#### Entries:
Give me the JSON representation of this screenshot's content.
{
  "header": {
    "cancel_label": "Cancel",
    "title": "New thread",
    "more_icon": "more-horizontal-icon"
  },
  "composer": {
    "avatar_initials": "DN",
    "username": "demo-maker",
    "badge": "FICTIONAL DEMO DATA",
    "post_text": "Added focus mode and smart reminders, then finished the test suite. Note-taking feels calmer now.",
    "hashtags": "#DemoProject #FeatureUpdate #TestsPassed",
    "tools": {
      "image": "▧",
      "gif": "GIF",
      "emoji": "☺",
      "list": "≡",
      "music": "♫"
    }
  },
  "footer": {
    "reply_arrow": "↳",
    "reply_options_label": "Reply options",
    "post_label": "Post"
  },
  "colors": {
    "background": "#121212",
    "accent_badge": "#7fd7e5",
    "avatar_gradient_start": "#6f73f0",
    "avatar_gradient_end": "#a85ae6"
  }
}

#### Exercise directions:
Write the complete data out, exactly as above.

#### Result:
Give me the JSON representation of this screenshot's content.
{
  "header": {
    "cancel_label": "Cancel",
    "title": "New thread",
    "more_icon": "more-horizontal-icon"
  },
  "composer": {
    "avatar_initials": "DN",
    "username": "demo-maker",
    "badge": "FICTIONAL DEMO DATA",
    "post_text": "Added focus mode and smart reminders, then finished the test suite. Note-taking feels calmer now.",
    "hashtags": "#DemoProject #FeatureUpdate #TestsPassed",
    "tools": {
      "image": "▧",
      "gif": "GIF",
      "emoji": "☺",
      "list": "≡",
      "music": "♫"
    }
  },
  "footer": {
    "reply_arrow": "↳",
    "reply_options_label": "Reply options",
    "post_label": "Post"
  },
  "colors": {
    "background": "#121212",
    "accent_badge": "#7fd7e5",
    "avatar_gradient_start": "#6f73f0",
    "avatar_gradient_end": "#a85ae6"
  }
}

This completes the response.